--- Begin PROVIDED DATA ---

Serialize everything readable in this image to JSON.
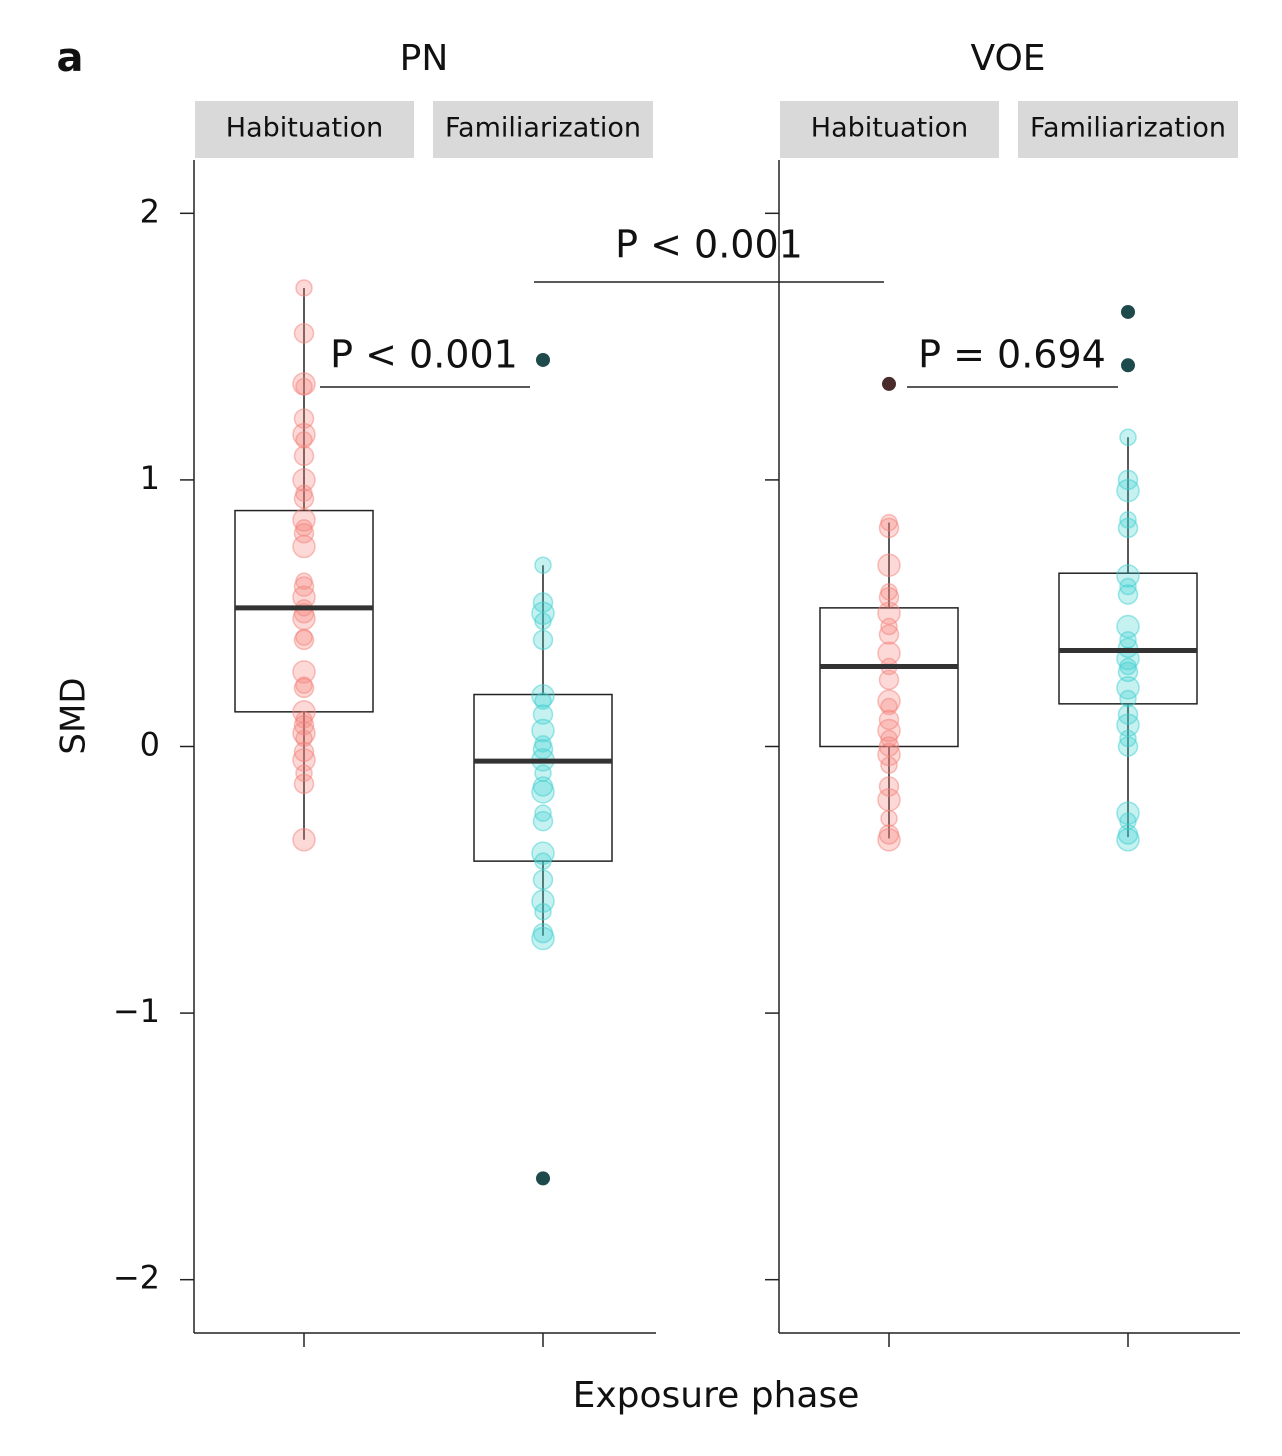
{
  "chart_data": {
    "type": "box",
    "panel_label": "a",
    "ylabel": "SMD",
    "xlabel": "Exposure phase",
    "ylim": [
      -2.2,
      2.2
    ],
    "yticks": [
      2,
      1,
      0,
      {
        "value": -1,
        "label": "−1"
      },
      {
        "value": -2,
        "label": "−2"
      }
    ],
    "panels": [
      {
        "title": "PN",
        "groups": [
          {
            "name": "Habituation",
            "color": "#f4827a",
            "outlier_color": "#3b2a2a",
            "whisker_low": -0.35,
            "q1": 0.13,
            "median": 0.52,
            "q3": 0.885,
            "whisker_high": 1.72,
            "points": [
              1.72,
              1.55,
              1.36,
              1.35,
              1.23,
              1.17,
              1.15,
              1.09,
              1.0,
              0.95,
              0.93,
              0.85,
              0.82,
              0.8,
              0.75,
              0.62,
              0.6,
              0.56,
              0.52,
              0.5,
              0.48,
              0.41,
              0.4,
              0.28,
              0.23,
              0.22,
              0.13,
              0.1,
              0.08,
              0.05,
              0.03,
              -0.02,
              -0.05,
              -0.1,
              -0.14,
              -0.35
            ],
            "outliers": []
          },
          {
            "name": "Familiarization",
            "color": "#3fcfd0",
            "outlier_color": "#1f4a4c",
            "whisker_low": -0.71,
            "q1": -0.43,
            "median": -0.055,
            "q3": 0.195,
            "whisker_high": 0.68,
            "points": [
              0.68,
              0.54,
              0.5,
              0.47,
              0.4,
              0.19,
              0.17,
              0.12,
              0.06,
              0.01,
              -0.01,
              -0.05,
              -0.1,
              -0.15,
              -0.17,
              -0.25,
              -0.28,
              -0.4,
              -0.43,
              -0.5,
              -0.58,
              -0.62,
              -0.7,
              -0.72
            ],
            "outliers": [
              1.45,
              -1.62
            ]
          }
        ]
      },
      {
        "title": "VOE",
        "groups": [
          {
            "name": "Habituation",
            "color": "#f4827a",
            "outlier_color": "#4a2c2c",
            "whisker_low": -0.345,
            "q1": 0.0,
            "median": 0.3,
            "q3": 0.52,
            "whisker_high": 0.84,
            "points": [
              0.84,
              0.82,
              0.68,
              0.58,
              0.56,
              0.5,
              0.45,
              0.42,
              0.35,
              0.3,
              0.25,
              0.17,
              0.15,
              0.1,
              0.06,
              0.03,
              0.0,
              -0.03,
              -0.07,
              -0.15,
              -0.2,
              -0.27,
              -0.33,
              -0.35
            ],
            "outliers": [
              1.36
            ]
          },
          {
            "name": "Familiarization",
            "color": "#3fcfd0",
            "outlier_color": "#1f4a4c",
            "whisker_low": -0.34,
            "q1": 0.16,
            "median": 0.36,
            "q3": 0.65,
            "whisker_high": 1.16,
            "points": [
              1.16,
              1.0,
              0.96,
              0.85,
              0.82,
              0.64,
              0.6,
              0.57,
              0.45,
              0.4,
              0.37,
              0.33,
              0.3,
              0.28,
              0.22,
              0.18,
              0.12,
              0.08,
              0.03,
              0.0,
              -0.25,
              -0.28,
              -0.33,
              -0.35
            ],
            "outliers": [
              1.63,
              1.43
            ]
          }
        ]
      }
    ],
    "annotations": [
      "P < 0.001",
      "P < 0.001",
      "P = 0.694"
    ]
  }
}
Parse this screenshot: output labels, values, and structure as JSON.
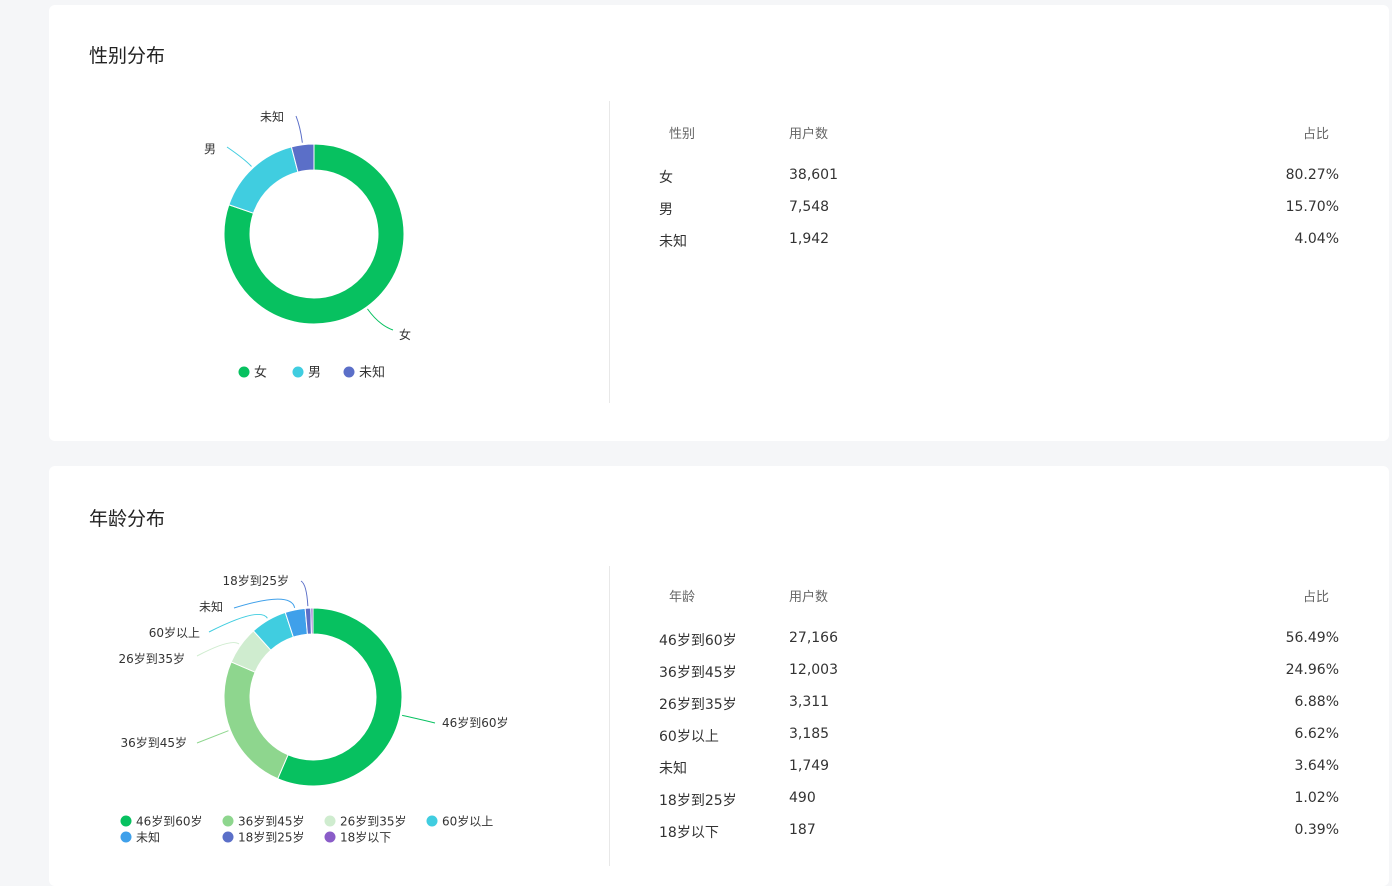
{
  "gender": {
    "title": "性别分布",
    "table": {
      "headers": [
        "性别",
        "用户数",
        "占比"
      ],
      "rows": [
        [
          "女",
          "38,601",
          "80.27%"
        ],
        [
          "男",
          "7,548",
          "15.70%"
        ],
        [
          "未知",
          "1,942",
          "4.04%"
        ]
      ]
    }
  },
  "age": {
    "title": "年龄分布",
    "table": {
      "headers": [
        "年龄",
        "用户数",
        "占比"
      ],
      "rows": [
        [
          "46岁到60岁",
          "27,166",
          "56.49%"
        ],
        [
          "36岁到45岁",
          "12,003",
          "24.96%"
        ],
        [
          "26岁到35岁",
          "3,311",
          "6.88%"
        ],
        [
          "60岁以上",
          "3,185",
          "6.62%"
        ],
        [
          "未知",
          "1,749",
          "3.64%"
        ],
        [
          "18岁到25岁",
          "490",
          "1.02%"
        ],
        [
          "18岁以下",
          "187",
          "0.39%"
        ]
      ]
    }
  },
  "chart_data": [
    {
      "type": "pie",
      "variant": "donut",
      "categories": [
        "女",
        "男",
        "未知"
      ],
      "values": [
        38601,
        7548,
        1942
      ],
      "colors": [
        "#07c160",
        "#40cde0",
        "#5b6fc8"
      ],
      "legend_position": "bottom"
    },
    {
      "type": "pie",
      "variant": "donut",
      "categories": [
        "46岁到60岁",
        "36岁到45岁",
        "26岁到35岁",
        "60岁以上",
        "未知",
        "18岁到25岁",
        "18岁以下"
      ],
      "values": [
        27166,
        12003,
        3311,
        3185,
        1749,
        490,
        187
      ],
      "colors": [
        "#07c160",
        "#8ed68e",
        "#cfeccf",
        "#40cde0",
        "#3fa0ea",
        "#5b6fc8",
        "#8a5cc8"
      ],
      "legend_position": "bottom"
    }
  ]
}
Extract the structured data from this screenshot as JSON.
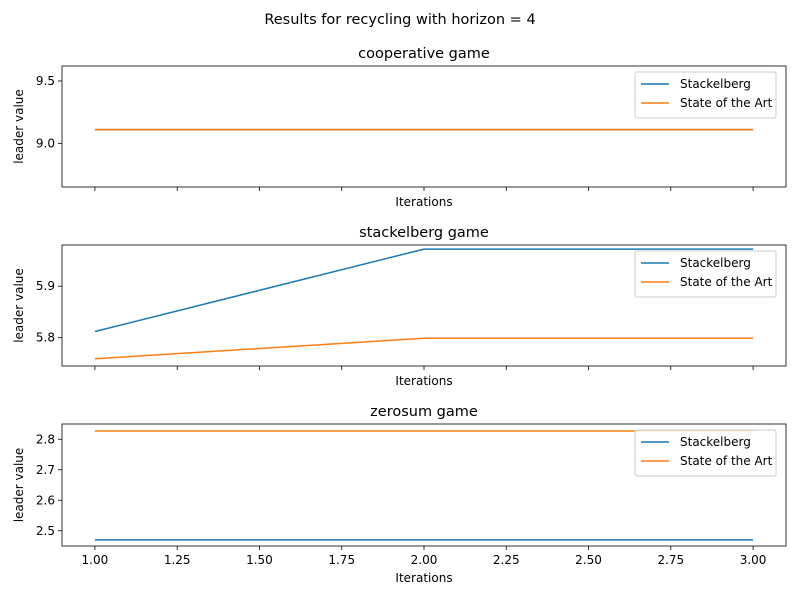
{
  "figure": {
    "suptitle": "Results for recycling with horizon = 4"
  },
  "chart_data": [
    {
      "type": "line",
      "title": "cooperative game",
      "xlabel": "Iterations",
      "ylabel": "leader value",
      "x": [
        1.0,
        2.0,
        3.0
      ],
      "xlim": [
        0.9,
        3.1
      ],
      "ylim": [
        8.65,
        9.62
      ],
      "xticks": [
        1.0,
        1.25,
        1.5,
        1.75,
        2.0,
        2.25,
        2.5,
        2.75,
        3.0
      ],
      "xtick_labels_visible": false,
      "yticks": [
        9.0,
        9.5
      ],
      "ytick_labels": [
        "9.0",
        "9.5"
      ],
      "legend": "upper right",
      "grid": false,
      "series": [
        {
          "name": "Stackelberg",
          "color": "#1f77b4",
          "values": [
            9.11,
            9.11,
            9.11
          ]
        },
        {
          "name": "State of the Art",
          "color": "#ff7f0e",
          "values": [
            9.11,
            9.11,
            9.11
          ]
        }
      ]
    },
    {
      "type": "line",
      "title": "stackelberg game",
      "xlabel": "Iterations",
      "ylabel": "leader value",
      "x": [
        1.0,
        2.0,
        3.0
      ],
      "xlim": [
        0.9,
        3.1
      ],
      "ylim": [
        5.745,
        5.98
      ],
      "xticks": [
        1.0,
        1.25,
        1.5,
        1.75,
        2.0,
        2.25,
        2.5,
        2.75,
        3.0
      ],
      "xtick_labels_visible": false,
      "yticks": [
        5.8,
        5.9
      ],
      "ytick_labels": [
        "5.8",
        "5.9"
      ],
      "legend": "upper right",
      "grid": false,
      "series": [
        {
          "name": "Stackelberg",
          "color": "#1f77b4",
          "values": [
            5.812,
            5.972,
            5.972
          ]
        },
        {
          "name": "State of the Art",
          "color": "#ff7f0e",
          "values": [
            5.759,
            5.799,
            5.799
          ]
        }
      ]
    },
    {
      "type": "line",
      "title": "zerosum game",
      "xlabel": "Iterations",
      "ylabel": "leader value",
      "x": [
        1.0,
        2.0,
        3.0
      ],
      "xlim": [
        0.9,
        3.1
      ],
      "ylim": [
        2.45,
        2.85
      ],
      "xticks": [
        1.0,
        1.25,
        1.5,
        1.75,
        2.0,
        2.25,
        2.5,
        2.75,
        3.0
      ],
      "xtick_labels_visible": true,
      "xtick_labels": [
        "1.00",
        "1.25",
        "1.50",
        "1.75",
        "2.00",
        "2.25",
        "2.50",
        "2.75",
        "3.00"
      ],
      "yticks": [
        2.5,
        2.6,
        2.7,
        2.8
      ],
      "ytick_labels": [
        "2.5",
        "2.6",
        "2.7",
        "2.8"
      ],
      "legend": "upper right",
      "grid": false,
      "series": [
        {
          "name": "Stackelberg",
          "color": "#1f77b4",
          "values": [
            2.47,
            2.47,
            2.47
          ]
        },
        {
          "name": "State of the Art",
          "color": "#ff7f0e",
          "values": [
            2.827,
            2.827,
            2.827
          ]
        }
      ]
    }
  ]
}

--- End PROVIDED DATA ---

| WORK TO DO |
Which lines hold the word "median"? Copy every one of them.

| IN RESPONSE |
            "median": 0.52,
            "median": -0.055,
            "median": 0.3,
            "median": 0.36,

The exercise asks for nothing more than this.